## EXERCISE MATERIALS
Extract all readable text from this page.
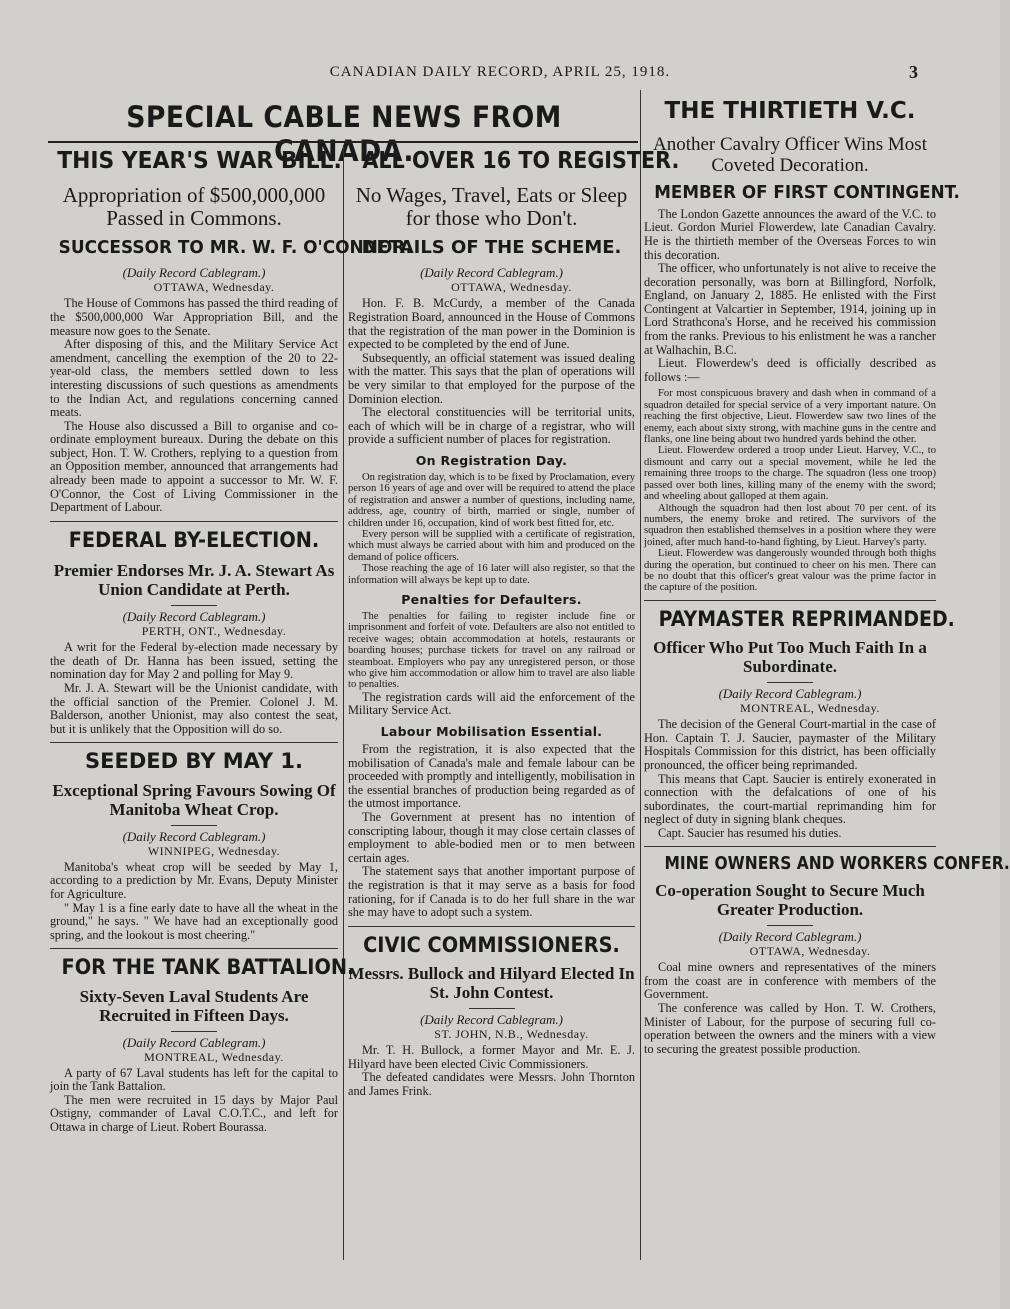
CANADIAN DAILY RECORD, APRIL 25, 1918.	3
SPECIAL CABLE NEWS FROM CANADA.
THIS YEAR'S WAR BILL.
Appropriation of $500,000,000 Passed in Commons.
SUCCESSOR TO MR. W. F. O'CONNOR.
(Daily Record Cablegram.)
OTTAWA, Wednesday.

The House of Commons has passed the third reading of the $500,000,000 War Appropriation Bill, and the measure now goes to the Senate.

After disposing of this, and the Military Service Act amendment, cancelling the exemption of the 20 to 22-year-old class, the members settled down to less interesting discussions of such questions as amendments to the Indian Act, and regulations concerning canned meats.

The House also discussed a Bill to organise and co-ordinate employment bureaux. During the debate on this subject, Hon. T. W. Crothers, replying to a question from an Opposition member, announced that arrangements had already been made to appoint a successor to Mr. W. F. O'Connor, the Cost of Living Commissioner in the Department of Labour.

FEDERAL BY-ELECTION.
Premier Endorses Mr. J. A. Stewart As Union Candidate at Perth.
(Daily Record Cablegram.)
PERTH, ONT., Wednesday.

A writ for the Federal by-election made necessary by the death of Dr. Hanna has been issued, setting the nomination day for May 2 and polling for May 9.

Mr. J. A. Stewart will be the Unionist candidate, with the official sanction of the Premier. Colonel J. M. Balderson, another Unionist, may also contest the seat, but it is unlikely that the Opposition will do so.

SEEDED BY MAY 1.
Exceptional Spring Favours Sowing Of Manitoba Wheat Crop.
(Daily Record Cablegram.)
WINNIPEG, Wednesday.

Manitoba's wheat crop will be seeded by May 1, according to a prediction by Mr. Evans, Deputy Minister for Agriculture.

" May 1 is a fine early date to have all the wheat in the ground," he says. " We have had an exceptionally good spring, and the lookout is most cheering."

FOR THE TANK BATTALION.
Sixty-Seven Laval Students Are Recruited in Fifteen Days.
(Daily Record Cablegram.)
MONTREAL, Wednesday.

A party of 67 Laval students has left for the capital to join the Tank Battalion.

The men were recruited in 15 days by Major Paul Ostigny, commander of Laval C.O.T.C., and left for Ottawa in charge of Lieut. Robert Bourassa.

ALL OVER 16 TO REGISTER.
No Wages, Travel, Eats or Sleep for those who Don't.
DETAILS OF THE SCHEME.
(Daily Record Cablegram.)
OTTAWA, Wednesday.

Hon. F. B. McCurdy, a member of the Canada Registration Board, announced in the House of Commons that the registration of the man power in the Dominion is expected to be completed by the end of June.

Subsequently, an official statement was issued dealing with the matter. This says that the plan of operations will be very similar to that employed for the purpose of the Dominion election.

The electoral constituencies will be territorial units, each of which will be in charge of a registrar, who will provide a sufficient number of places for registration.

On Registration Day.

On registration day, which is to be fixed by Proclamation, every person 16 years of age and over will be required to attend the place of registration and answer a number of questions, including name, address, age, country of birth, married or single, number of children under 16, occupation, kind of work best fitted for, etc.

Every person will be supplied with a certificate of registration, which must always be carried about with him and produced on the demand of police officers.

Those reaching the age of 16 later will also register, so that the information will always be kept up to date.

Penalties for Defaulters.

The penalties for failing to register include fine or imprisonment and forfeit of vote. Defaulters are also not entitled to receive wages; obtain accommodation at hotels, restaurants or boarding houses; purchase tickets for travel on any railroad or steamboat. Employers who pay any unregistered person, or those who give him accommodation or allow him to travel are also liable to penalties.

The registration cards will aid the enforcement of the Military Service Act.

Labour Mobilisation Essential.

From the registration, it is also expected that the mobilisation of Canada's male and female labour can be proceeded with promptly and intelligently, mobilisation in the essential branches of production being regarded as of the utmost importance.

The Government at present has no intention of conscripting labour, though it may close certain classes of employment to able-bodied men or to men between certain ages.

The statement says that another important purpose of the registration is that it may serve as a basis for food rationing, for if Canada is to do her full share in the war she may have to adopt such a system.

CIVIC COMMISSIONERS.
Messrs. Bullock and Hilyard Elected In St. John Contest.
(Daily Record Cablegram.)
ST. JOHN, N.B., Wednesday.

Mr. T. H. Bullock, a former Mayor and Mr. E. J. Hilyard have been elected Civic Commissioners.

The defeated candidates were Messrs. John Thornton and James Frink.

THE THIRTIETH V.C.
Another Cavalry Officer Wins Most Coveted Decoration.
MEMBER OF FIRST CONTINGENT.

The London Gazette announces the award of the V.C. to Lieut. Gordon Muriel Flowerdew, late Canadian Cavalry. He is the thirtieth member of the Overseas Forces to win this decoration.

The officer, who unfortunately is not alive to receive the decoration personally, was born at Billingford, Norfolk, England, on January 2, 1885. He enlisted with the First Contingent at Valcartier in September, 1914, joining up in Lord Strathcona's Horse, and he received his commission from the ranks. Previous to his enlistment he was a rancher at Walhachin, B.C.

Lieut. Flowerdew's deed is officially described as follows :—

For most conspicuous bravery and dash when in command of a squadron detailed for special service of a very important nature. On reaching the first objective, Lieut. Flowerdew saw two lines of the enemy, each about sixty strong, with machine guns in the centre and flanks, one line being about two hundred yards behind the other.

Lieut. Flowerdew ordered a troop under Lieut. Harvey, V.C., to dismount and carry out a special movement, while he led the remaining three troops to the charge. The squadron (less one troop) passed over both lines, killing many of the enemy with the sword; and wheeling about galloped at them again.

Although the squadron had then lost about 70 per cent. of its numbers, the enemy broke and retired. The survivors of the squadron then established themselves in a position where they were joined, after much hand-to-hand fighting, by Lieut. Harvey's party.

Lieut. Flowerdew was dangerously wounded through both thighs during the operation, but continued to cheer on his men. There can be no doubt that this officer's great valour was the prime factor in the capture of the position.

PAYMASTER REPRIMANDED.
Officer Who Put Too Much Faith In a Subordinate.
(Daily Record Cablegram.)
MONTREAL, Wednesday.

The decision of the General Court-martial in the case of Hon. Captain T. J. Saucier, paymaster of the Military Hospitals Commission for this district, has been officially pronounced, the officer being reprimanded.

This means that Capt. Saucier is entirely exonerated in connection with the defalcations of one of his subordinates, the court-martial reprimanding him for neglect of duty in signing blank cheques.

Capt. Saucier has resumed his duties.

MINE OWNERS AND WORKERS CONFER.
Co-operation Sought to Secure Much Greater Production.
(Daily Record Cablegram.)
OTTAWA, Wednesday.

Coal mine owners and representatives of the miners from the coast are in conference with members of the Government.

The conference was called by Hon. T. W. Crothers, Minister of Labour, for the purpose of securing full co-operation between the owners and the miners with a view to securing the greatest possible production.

## WHAT YOU WILL DO
Quote every line of the records above exactly; no picture is to be copied.

## TASK OUTPUT
Extract all readable text from this page.
CANADIAN DAILY RECORD, APRIL 25, 1918.	3
SPECIAL CABLE NEWS FROM CANADA.
THIS YEAR'S WAR BILL.
Appropriation of $500,000,000 Passed in Commons.
SUCCESSOR TO MR. W. F. O'CONNOR.
(Daily Record Cablegram.)
OTTAWA, Wednesday.

The House of Commons has passed the third reading of the $500,000,000 War Appropriation Bill, and the measure now goes to the Senate.

After disposing of this, and the Military Service Act amendment, cancelling the exemption of the 20 to 22-year-old class, the members settled down to less interesting discussions of such questions as amendments to the Indian Act, and regulations concerning canned meats.

The House also discussed a Bill to organise and co-ordinate employment bureaux. During the debate on this subject, Hon. T. W. Crothers, replying to a question from an Opposition member, announced that arrangements had already been made to appoint a successor to Mr. W. F. O'Connor, the Cost of Living Commissioner in the Department of Labour.

FEDERAL BY-ELECTION.
Premier Endorses Mr. J. A. Stewart As Union Candidate at Perth.
(Daily Record Cablegram.)
PERTH, ONT., Wednesday.

A writ for the Federal by-election made necessary by the death of Dr. Hanna has been issued, setting the nomination day for May 2 and polling for May 9.

Mr. J. A. Stewart will be the Unionist candidate, with the official sanction of the Premier. Colonel J. M. Balderson, another Unionist, may also contest the seat, but it is unlikely that the Opposition will do so.

SEEDED BY MAY 1.
Exceptional Spring Favours Sowing Of Manitoba Wheat Crop.
(Daily Record Cablegram.)
WINNIPEG, Wednesday.

Manitoba's wheat crop will be seeded by May 1, according to a prediction by Mr. Evans, Deputy Minister for Agriculture.

" May 1 is a fine early date to have all the wheat in the ground," he says. " We have had an exceptionally good spring, and the lookout is most cheering."

FOR THE TANK BATTALION.
Sixty-Seven Laval Students Are Recruited in Fifteen Days.
(Daily Record Cablegram.)
MONTREAL, Wednesday.

A party of 67 Laval students has left for the capital to join the Tank Battalion.

The men were recruited in 15 days by Major Paul Ostigny, commander of Laval C.O.T.C., and left for Ottawa in charge of Lieut. Robert Bourassa.

ALL OVER 16 TO REGISTER.
No Wages, Travel, Eats or Sleep for those who Don't.
DETAILS OF THE SCHEME.
(Daily Record Cablegram.)
OTTAWA, Wednesday.

Hon. F. B. McCurdy, a member of the Canada Registration Board, announced in the House of Commons that the registration of the man power in the Dominion is expected to be completed by the end of June.

Subsequently, an official statement was issued dealing with the matter. This says that the plan of operations will be very similar to that employed for the purpose of the Dominion election.

The electoral constituencies will be territorial units, each of which will be in charge of a registrar, who will provide a sufficient number of places for registration.

On Registration Day.

On registration day, which is to be fixed by Proclamation, every person 16 years of age and over will be required to attend the place of registration and answer a number of questions, including name, address, age, country of birth, married or single, number of children under 16, occupation, kind of work best fitted for, etc.

Every person will be supplied with a certificate of registration, which must always be carried about with him and produced on the demand of police officers.

Those reaching the age of 16 later will also register, so that the information will always be kept up to date.

Penalties for Defaulters.

The penalties for failing to register include fine or imprisonment and forfeit of vote. Defaulters are also not entitled to receive wages; obtain accommodation at hotels, restaurants or boarding houses; purchase tickets for travel on any railroad or steamboat. Employers who pay any unregistered person, or those who give him accommodation or allow him to travel are also liable to penalties.

The registration cards will aid the enforcement of the Military Service Act.

Labour Mobilisation Essential.

From the registration, it is also expected that the mobilisation of Canada's male and female labour can be proceeded with promptly and intelligently, mobilisation in the essential branches of production being regarded as of the utmost importance.

The Government at present has no intention of conscripting labour, though it may close certain classes of employment to able-bodied men or to men between certain ages.

The statement says that another important purpose of the registration is that it may serve as a basis for food rationing, for if Canada is to do her full share in the war she may have to adopt such a system.

CIVIC COMMISSIONERS.
Messrs. Bullock and Hilyard Elected In St. John Contest.
(Daily Record Cablegram.)
ST. JOHN, N.B., Wednesday.

Mr. T. H. Bullock, a former Mayor and Mr. E. J. Hilyard have been elected Civic Commissioners.

The defeated candidates were Messrs. John Thornton and James Frink.

THE THIRTIETH V.C.
Another Cavalry Officer Wins Most Coveted Decoration.
MEMBER OF FIRST CONTINGENT.

The London Gazette announces the award of the V.C. to Lieut. Gordon Muriel Flowerdew, late Canadian Cavalry. He is the thirtieth member of the Overseas Forces to win this decoration.

The officer, who unfortunately is not alive to receive the decoration personally, was born at Billingford, Norfolk, England, on January 2, 1885. He enlisted with the First Contingent at Valcartier in September, 1914, joining up in Lord Strathcona's Horse, and he received his commission from the ranks. Previous to his enlistment he was a rancher at Walhachin, B.C.

Lieut. Flowerdew's deed is officially described as follows :—

For most conspicuous bravery and dash when in command of a squadron detailed for special service of a very important nature. On reaching the first objective, Lieut. Flowerdew saw two lines of the enemy, each about sixty strong, with machine guns in the centre and flanks, one line being about two hundred yards behind the other.

Lieut. Flowerdew ordered a troop under Lieut. Harvey, V.C., to dismount and carry out a special movement, while he led the remaining three troops to the charge. The squadron (less one troop) passed over both lines, killing many of the enemy with the sword; and wheeling about galloped at them again.

Although the squadron had then lost about 70 per cent. of its numbers, the enemy broke and retired. The survivors of the squadron then established themselves in a position where they were joined, after much hand-to-hand fighting, by Lieut. Harvey's party.

Lieut. Flowerdew was dangerously wounded through both thighs during the operation, but continued to cheer on his men. There can be no doubt that this officer's great valour was the prime factor in the capture of the position.

PAYMASTER REPRIMANDED.
Officer Who Put Too Much Faith In a Subordinate.
(Daily Record Cablegram.)
MONTREAL, Wednesday.

The decision of the General Court-martial in the case of Hon. Captain T. J. Saucier, paymaster of the Military Hospitals Commission for this district, has been officially pronounced, the officer being reprimanded.

This means that Capt. Saucier is entirely exonerated in connection with the defalcations of one of his subordinates, the court-martial reprimanding him for neglect of duty in signing blank cheques.

Capt. Saucier has resumed his duties.

MINE OWNERS AND WORKERS CONFER.
Co-operation Sought to Secure Much Greater Production.
(Daily Record Cablegram.)
OTTAWA, Wednesday.

Coal mine owners and representatives of the miners from the coast are in conference with members of the Government.

The conference was called by Hon. T. W. Crothers, Minister of Labour, for the purpose of securing full co-operation between the owners and the miners with a view to securing the greatest possible production.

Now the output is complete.